--- PASSAGE SHOWN ---
Fit a Low Surface Brightness Galaxy#
This tutorial goes through a case where the many modeling codes struggle: a well-resolved galaxy with lots of internal structure and low-surface brightness (LSB) emission.
# Import Packages and setup
import jax.numpy as jnp
import matplotlib.pyplot as plt
import scarlet2 as sc2
import pickle
sc2.set_validation(False)
import matplotlib
# use a suitable colormap and don't interpolate the pixels
matplotlib.rc('image', interpolation='none', origin="lower", cmap="inferno")
Load and Display Data#
We load the data set (an image cube from HSC with 5 bands):
# Load the sample images
from huggingface_hub import hf_hub_download
filename = hf_hub_download(
repo_id="astro-data-lab/scarlet-test-data",
filename="lsbg.pkl",
repo_type="dataset"
)
data= pickle.load(open(filename, "rb"))
images = data["images"]
channels = data["channels"]
psf = data["psfs"]
plt.figure(figsize = (6,6))
plt.imshow(images.sum(axis=0))
plt.show()

Element placement data
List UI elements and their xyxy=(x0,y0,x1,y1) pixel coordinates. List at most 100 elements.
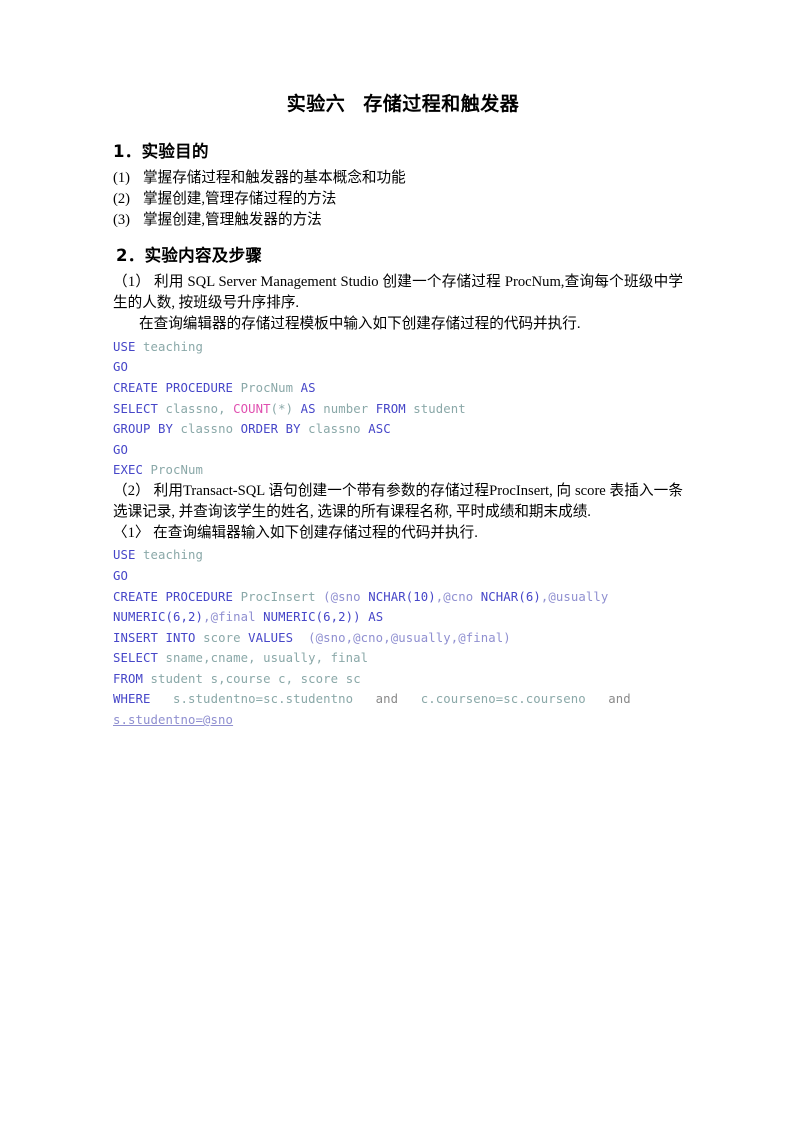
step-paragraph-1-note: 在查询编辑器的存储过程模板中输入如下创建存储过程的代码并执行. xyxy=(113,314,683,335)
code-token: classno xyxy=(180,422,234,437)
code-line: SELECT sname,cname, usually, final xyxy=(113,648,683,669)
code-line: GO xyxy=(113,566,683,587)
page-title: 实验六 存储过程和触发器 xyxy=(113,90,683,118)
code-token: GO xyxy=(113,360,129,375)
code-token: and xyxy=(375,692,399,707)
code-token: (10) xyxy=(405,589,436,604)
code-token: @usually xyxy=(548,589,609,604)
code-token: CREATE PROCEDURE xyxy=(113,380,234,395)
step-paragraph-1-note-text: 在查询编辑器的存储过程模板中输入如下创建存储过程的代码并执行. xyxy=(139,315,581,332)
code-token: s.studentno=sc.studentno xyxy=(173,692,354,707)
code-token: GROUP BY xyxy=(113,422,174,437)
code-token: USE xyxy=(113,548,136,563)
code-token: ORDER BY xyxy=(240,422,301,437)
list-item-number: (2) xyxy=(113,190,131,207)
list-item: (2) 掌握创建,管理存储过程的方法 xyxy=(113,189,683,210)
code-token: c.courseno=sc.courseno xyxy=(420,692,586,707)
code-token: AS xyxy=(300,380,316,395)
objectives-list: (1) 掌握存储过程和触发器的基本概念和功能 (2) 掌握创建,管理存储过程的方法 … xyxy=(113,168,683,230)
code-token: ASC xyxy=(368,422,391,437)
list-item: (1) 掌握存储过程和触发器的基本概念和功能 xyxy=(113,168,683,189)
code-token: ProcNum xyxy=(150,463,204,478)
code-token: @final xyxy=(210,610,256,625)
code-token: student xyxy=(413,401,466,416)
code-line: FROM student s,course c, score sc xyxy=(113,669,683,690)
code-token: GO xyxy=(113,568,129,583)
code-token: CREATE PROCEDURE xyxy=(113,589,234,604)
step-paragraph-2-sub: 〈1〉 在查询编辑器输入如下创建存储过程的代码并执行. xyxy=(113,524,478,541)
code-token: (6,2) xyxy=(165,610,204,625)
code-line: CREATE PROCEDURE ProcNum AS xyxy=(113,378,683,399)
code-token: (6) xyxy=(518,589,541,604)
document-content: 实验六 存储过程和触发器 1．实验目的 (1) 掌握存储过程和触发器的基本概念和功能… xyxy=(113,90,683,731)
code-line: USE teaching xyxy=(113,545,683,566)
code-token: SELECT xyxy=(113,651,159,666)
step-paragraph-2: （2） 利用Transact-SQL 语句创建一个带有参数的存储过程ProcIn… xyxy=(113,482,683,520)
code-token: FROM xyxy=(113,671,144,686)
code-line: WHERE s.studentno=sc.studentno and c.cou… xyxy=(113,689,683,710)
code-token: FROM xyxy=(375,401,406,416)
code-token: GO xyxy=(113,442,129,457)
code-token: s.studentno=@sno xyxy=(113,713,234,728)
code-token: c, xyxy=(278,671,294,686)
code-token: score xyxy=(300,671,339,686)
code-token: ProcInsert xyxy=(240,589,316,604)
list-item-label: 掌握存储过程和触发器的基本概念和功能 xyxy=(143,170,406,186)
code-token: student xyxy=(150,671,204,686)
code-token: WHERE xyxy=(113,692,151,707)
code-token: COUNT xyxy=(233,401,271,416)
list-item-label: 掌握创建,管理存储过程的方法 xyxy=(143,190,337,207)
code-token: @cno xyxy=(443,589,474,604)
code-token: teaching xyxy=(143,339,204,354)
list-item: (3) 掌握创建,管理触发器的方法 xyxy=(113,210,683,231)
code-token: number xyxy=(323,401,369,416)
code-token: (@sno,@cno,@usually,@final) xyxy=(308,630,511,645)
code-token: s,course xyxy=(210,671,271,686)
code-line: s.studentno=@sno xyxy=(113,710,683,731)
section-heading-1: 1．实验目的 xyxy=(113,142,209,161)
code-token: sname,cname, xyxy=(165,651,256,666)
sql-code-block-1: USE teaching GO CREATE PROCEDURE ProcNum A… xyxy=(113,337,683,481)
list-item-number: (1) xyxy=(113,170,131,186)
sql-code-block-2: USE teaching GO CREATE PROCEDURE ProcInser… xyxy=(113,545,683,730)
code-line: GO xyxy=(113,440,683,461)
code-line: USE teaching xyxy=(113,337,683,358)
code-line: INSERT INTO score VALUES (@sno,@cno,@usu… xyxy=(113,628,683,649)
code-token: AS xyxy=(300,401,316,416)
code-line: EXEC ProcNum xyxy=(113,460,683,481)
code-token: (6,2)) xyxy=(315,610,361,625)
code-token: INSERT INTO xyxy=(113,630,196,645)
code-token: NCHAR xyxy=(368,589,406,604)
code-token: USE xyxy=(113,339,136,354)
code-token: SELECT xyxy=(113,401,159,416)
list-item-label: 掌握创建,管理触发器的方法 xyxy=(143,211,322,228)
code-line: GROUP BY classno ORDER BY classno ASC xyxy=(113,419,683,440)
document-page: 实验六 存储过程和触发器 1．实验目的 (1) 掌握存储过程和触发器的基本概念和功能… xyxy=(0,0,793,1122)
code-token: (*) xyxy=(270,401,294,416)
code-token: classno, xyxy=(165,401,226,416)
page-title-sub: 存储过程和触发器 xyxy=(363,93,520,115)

==

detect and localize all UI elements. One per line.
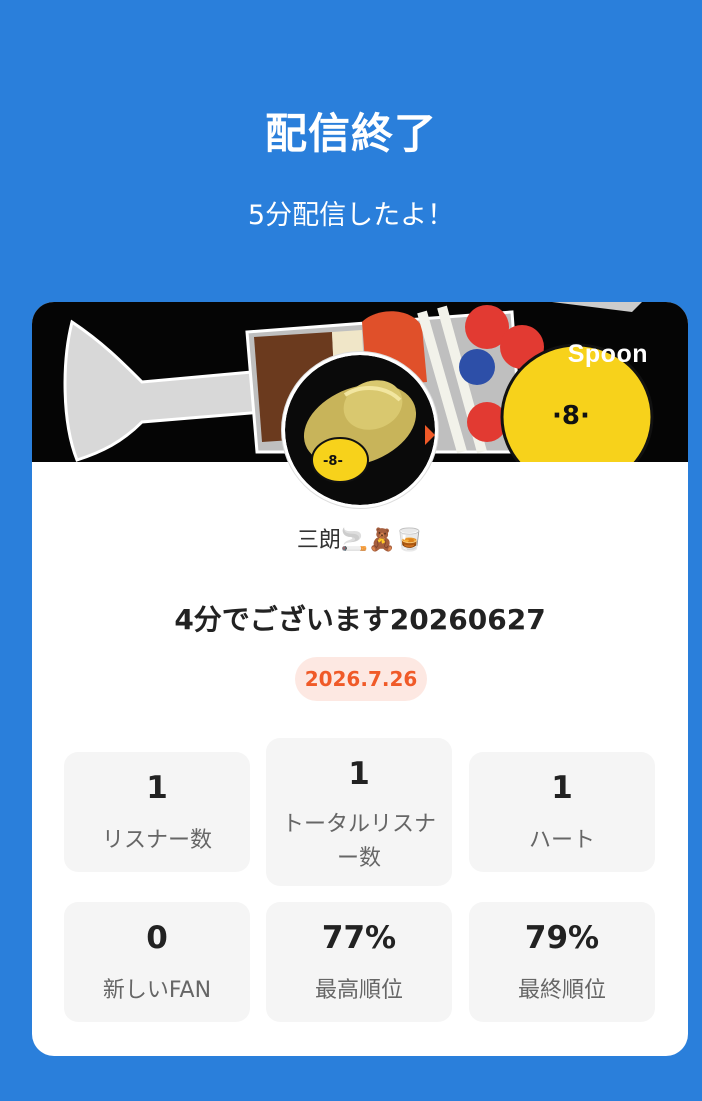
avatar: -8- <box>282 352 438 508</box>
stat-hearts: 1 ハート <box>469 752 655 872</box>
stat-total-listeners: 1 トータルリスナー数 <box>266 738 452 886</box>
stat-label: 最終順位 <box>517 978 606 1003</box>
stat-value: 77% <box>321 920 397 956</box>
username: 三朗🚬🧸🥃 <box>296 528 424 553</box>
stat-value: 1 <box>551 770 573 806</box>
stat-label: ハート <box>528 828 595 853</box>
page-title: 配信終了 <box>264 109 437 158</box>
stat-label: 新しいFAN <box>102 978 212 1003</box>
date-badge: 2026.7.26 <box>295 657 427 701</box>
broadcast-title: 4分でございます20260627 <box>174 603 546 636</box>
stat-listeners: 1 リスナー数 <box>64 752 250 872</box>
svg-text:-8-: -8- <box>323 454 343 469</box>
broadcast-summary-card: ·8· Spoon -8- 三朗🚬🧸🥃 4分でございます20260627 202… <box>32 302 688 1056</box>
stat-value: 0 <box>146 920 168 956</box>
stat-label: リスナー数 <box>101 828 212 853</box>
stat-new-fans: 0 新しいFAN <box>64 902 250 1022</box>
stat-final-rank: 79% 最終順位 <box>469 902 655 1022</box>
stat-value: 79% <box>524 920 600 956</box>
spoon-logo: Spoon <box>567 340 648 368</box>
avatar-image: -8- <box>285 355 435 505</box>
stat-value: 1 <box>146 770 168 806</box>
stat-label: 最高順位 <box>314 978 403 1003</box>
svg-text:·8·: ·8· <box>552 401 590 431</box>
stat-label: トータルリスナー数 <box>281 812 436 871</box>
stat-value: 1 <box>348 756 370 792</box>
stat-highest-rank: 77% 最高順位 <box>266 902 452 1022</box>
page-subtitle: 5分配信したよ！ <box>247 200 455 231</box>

==

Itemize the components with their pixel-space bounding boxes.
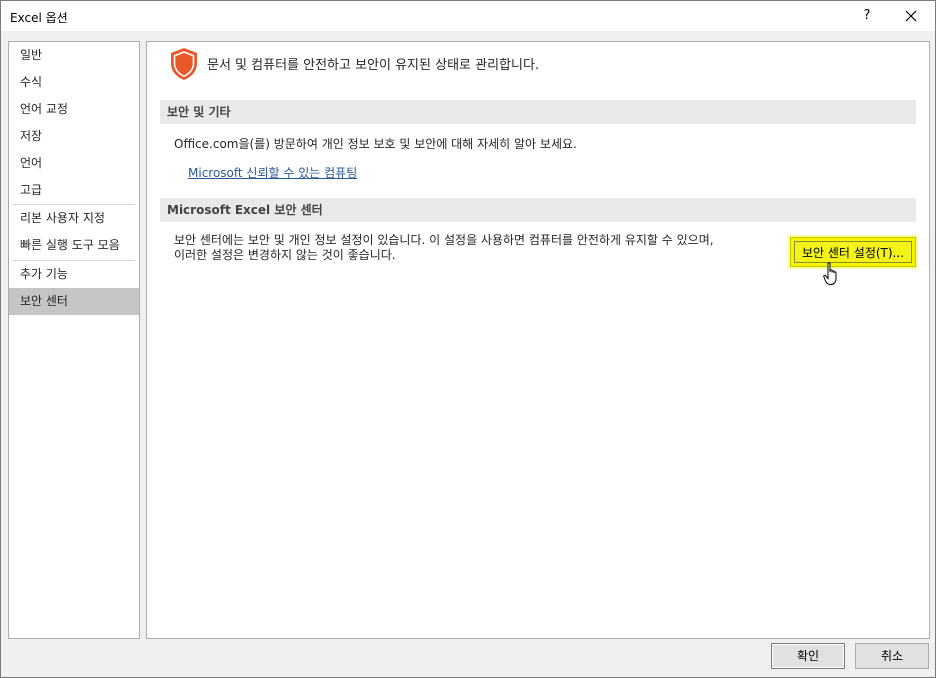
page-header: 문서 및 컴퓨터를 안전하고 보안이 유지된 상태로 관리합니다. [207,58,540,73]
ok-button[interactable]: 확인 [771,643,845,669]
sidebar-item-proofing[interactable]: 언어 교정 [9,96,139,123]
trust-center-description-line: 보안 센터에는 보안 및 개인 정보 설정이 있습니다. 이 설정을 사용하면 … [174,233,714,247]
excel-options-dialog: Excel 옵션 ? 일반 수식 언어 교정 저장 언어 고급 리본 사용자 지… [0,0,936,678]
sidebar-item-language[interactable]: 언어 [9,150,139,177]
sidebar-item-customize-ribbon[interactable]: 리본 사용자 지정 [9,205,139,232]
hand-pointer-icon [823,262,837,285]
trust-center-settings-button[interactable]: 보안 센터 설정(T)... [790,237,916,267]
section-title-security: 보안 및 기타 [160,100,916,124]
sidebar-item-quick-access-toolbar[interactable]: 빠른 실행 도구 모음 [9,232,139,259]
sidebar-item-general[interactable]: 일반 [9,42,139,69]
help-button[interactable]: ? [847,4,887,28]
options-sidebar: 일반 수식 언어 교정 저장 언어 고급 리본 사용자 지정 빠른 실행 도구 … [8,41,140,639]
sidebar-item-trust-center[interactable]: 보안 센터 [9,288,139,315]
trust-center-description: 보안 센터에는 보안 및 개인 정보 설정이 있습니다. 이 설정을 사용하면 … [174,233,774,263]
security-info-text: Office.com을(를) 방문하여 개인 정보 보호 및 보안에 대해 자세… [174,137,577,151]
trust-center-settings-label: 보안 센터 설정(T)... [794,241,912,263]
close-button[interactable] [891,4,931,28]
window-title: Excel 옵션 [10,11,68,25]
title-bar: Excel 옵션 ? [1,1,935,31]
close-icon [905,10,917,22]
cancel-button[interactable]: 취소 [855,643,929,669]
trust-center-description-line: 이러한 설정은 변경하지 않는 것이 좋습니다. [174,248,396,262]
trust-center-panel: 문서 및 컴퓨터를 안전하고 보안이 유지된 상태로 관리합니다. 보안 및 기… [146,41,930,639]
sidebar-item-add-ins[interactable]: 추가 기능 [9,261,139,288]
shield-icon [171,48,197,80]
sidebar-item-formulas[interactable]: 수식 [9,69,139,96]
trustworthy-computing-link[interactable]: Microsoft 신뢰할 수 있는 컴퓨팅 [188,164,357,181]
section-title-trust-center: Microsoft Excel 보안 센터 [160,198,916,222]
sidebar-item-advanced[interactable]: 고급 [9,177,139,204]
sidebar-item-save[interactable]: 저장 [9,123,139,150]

--- EXERCISE OBJECTIVE ---
Can you print the stretch of the galaxy-fitting tutorial that begins with "Fit a Low Surface" and stops after "sc2.set_validation(False)"?

--- TASK OUTPUT ---
Fit a Low Surface Brightness Galaxy#
This tutorial goes through a case where the many modeling codes struggle: a well-resolved galaxy with lots of internal structure and low-surface brightness (LSB) emission.
# Import Packages and setup
import jax.numpy as jnp
import matplotlib.pyplot as plt
import scarlet2 as sc2
import pickle
sc2.set_validation(False)